TO DO: Only a number is wanted here: the number of lines of the data that include "years".

RECORDS TO PROCESS:
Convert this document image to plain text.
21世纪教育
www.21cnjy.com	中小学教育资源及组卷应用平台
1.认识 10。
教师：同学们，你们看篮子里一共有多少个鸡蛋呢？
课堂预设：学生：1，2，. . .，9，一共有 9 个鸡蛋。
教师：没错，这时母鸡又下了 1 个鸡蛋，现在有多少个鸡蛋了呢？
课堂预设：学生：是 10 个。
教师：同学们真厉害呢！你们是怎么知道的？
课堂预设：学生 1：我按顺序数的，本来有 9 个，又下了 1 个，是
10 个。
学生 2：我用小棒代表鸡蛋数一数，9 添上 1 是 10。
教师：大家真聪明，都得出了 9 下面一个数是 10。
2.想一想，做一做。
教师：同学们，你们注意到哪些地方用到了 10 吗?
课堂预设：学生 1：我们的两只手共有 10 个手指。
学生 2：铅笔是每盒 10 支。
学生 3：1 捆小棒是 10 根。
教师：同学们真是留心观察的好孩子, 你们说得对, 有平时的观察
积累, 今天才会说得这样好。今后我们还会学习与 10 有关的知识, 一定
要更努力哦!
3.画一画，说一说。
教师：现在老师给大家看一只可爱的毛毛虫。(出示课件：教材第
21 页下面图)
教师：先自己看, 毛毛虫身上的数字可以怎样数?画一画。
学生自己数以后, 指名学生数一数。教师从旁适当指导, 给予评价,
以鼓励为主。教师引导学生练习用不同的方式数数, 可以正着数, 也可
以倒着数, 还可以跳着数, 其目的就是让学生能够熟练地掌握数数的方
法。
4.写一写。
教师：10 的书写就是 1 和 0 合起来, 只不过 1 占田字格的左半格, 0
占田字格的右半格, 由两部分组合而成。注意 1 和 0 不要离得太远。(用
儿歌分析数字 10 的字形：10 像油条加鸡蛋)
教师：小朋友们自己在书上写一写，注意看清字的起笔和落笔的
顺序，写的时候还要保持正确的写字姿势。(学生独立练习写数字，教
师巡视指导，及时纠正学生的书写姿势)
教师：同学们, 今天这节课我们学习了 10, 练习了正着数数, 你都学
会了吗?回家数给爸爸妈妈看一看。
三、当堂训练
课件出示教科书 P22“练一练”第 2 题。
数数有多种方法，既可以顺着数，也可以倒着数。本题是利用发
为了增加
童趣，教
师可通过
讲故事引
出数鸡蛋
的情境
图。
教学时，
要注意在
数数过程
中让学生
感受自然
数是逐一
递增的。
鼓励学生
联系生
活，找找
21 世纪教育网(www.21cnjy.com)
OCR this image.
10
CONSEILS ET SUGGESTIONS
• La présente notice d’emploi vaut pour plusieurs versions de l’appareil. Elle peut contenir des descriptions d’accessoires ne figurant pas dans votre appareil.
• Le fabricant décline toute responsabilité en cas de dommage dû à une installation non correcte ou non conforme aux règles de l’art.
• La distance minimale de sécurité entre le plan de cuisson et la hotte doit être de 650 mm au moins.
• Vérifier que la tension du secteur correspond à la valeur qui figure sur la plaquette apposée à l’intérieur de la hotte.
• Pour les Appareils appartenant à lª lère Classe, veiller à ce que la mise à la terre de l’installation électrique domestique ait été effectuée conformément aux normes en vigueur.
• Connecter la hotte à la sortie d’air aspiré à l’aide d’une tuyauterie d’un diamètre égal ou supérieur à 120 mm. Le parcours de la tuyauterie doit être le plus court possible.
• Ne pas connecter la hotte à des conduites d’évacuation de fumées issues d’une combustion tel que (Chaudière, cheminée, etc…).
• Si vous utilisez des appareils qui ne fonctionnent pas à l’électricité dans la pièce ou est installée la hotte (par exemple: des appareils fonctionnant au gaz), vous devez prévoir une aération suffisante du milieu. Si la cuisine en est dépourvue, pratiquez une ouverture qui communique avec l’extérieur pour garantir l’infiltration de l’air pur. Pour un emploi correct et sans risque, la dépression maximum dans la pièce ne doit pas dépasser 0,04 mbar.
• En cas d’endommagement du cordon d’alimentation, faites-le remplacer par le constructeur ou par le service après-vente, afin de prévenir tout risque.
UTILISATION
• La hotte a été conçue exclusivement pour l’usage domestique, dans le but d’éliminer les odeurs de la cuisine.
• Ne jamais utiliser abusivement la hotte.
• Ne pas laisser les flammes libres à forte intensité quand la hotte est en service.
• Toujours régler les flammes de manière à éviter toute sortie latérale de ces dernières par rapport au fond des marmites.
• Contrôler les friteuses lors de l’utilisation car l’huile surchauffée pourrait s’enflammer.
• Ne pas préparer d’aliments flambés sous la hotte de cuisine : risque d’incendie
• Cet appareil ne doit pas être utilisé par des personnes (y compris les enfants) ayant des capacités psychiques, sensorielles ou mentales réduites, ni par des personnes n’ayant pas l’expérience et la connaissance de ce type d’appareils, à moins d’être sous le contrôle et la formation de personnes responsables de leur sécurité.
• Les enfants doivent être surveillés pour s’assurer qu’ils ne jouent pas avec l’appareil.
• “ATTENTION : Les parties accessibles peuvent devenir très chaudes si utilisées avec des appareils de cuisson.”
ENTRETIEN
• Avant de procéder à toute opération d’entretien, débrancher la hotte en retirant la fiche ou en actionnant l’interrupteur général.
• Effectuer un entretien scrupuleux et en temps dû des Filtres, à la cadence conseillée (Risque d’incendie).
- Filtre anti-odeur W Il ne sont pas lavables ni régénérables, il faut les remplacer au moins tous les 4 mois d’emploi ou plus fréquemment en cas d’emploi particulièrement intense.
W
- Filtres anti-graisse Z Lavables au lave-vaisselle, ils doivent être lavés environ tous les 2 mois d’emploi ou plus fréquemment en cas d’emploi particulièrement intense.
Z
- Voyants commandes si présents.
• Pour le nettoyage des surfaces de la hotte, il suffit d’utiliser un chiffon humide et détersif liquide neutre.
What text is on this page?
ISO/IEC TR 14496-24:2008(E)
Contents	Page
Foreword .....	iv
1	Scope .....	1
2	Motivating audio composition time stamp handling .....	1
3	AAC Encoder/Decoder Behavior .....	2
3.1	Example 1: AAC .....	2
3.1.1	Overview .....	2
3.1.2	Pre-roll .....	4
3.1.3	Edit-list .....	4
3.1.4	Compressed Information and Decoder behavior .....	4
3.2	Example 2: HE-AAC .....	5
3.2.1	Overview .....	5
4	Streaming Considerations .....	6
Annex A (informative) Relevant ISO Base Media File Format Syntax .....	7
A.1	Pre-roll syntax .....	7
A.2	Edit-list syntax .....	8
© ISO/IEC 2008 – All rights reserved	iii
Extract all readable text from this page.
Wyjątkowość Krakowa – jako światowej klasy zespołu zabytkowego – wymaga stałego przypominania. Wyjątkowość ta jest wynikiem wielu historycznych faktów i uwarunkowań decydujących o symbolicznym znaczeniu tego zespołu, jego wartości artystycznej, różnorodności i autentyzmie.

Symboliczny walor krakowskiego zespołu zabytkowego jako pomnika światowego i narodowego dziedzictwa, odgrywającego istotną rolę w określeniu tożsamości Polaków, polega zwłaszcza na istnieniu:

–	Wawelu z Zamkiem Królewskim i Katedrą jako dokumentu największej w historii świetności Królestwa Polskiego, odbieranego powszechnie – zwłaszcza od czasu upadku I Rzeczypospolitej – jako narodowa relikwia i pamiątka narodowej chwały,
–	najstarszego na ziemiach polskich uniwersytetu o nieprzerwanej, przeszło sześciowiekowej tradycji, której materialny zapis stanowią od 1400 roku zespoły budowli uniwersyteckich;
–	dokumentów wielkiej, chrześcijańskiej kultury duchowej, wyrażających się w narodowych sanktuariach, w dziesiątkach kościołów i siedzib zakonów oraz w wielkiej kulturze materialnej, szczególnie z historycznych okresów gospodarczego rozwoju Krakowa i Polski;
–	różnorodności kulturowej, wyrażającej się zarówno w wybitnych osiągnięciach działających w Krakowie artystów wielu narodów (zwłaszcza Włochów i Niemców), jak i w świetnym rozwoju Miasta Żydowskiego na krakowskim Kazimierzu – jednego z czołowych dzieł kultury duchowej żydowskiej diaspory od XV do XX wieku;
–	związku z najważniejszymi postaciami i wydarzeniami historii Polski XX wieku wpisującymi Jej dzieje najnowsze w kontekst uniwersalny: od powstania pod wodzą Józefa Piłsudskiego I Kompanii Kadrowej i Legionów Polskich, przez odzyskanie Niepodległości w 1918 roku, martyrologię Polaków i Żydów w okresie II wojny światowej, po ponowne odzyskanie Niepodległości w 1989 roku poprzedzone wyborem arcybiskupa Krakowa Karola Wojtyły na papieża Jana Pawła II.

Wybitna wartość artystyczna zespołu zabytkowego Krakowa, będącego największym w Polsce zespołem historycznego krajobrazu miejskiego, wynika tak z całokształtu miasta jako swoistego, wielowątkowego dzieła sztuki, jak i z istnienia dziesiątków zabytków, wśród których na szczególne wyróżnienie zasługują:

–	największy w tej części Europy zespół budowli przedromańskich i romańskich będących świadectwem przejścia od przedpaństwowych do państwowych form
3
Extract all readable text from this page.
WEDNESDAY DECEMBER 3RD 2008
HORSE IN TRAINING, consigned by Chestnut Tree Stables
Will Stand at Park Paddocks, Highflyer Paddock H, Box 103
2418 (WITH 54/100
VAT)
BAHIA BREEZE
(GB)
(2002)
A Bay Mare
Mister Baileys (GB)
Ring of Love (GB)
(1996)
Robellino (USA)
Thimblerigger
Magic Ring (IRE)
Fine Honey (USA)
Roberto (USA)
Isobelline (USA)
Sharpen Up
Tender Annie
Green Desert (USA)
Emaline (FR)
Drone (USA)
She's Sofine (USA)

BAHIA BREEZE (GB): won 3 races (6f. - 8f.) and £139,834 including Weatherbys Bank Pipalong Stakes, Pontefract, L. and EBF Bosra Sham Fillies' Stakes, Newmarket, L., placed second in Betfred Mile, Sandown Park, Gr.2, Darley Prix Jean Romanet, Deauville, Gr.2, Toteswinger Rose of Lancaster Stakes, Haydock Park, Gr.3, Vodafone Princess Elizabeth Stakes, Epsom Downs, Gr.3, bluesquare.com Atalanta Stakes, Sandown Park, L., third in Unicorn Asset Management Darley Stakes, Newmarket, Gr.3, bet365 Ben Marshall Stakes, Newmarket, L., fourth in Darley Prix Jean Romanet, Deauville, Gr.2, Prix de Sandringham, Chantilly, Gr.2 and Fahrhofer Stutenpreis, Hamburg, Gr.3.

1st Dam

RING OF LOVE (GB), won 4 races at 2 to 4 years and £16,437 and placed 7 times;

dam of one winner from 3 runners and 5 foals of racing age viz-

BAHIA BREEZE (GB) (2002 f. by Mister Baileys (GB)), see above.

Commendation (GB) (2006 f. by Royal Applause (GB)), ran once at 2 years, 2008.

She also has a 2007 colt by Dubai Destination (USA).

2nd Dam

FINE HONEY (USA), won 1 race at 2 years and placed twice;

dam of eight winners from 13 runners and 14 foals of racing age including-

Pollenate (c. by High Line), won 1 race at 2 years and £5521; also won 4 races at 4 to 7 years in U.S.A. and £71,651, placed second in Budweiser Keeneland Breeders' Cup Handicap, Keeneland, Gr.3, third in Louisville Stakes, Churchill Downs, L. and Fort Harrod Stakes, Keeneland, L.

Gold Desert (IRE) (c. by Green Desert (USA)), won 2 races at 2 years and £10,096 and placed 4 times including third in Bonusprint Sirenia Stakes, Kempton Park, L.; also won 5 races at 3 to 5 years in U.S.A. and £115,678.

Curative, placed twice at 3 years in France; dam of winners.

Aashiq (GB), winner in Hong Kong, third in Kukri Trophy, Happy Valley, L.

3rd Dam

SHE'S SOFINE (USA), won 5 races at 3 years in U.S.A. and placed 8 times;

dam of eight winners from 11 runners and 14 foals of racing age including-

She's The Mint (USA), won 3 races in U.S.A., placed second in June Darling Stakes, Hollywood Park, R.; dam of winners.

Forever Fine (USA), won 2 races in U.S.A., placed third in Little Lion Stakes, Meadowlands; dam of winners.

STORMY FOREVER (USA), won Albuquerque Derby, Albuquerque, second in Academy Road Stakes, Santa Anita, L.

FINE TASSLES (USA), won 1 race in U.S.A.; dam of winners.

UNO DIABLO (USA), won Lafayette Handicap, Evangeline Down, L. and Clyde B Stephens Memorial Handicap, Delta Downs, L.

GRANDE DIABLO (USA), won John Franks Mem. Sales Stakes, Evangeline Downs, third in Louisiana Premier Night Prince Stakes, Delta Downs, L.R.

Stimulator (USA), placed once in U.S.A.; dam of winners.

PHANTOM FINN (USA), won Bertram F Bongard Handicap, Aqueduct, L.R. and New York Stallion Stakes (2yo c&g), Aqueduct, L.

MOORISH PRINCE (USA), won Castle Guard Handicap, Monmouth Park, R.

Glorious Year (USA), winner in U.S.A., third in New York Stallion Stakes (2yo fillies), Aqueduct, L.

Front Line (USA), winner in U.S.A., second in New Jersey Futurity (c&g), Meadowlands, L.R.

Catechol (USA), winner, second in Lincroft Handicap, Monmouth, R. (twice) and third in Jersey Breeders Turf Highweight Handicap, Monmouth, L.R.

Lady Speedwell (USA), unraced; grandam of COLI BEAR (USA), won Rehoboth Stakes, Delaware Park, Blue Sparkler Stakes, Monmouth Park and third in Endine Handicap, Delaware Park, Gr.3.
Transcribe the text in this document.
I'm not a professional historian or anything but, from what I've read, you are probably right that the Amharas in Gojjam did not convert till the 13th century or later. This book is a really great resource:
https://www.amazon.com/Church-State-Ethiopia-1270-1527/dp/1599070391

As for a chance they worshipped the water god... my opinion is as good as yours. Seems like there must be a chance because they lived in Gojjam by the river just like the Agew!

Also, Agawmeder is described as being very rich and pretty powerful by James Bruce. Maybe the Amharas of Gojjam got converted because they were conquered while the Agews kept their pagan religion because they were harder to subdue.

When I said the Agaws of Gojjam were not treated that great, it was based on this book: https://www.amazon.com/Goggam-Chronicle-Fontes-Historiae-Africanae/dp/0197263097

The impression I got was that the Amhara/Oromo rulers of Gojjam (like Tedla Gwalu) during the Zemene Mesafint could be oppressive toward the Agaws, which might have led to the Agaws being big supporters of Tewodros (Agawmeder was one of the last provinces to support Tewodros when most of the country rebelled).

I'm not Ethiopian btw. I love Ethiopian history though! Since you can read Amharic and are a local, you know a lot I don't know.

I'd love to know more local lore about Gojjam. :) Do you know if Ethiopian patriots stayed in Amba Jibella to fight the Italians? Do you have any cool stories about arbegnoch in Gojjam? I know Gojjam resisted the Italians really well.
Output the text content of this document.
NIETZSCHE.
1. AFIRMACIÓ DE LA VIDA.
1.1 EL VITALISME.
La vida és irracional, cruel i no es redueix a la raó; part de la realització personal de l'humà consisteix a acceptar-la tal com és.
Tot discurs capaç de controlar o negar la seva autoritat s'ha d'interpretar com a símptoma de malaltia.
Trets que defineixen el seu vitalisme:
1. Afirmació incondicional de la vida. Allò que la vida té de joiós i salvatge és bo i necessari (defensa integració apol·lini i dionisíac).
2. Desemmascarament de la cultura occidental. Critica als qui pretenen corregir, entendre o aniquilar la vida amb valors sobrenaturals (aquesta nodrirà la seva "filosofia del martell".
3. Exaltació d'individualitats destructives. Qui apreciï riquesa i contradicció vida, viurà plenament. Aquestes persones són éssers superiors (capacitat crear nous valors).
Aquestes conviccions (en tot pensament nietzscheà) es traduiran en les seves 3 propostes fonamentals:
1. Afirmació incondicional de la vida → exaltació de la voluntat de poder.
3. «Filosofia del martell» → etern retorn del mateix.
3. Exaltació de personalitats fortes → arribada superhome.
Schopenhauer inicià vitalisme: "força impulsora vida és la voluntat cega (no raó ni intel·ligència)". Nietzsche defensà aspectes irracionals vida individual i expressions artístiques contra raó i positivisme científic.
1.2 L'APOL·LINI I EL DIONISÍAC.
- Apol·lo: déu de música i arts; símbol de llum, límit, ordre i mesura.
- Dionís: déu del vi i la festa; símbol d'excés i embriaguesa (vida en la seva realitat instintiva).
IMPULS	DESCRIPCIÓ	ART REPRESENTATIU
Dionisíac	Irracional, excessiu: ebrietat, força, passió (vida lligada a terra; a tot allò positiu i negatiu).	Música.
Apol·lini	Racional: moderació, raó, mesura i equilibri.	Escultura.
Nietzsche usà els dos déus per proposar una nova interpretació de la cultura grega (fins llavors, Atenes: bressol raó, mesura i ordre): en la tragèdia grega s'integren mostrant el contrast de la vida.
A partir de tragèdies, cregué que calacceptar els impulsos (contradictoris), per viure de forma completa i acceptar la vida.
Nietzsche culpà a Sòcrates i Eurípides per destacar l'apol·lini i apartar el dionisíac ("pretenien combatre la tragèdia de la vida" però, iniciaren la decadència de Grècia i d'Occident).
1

SOLUTION TO THIS EXERCISE: 7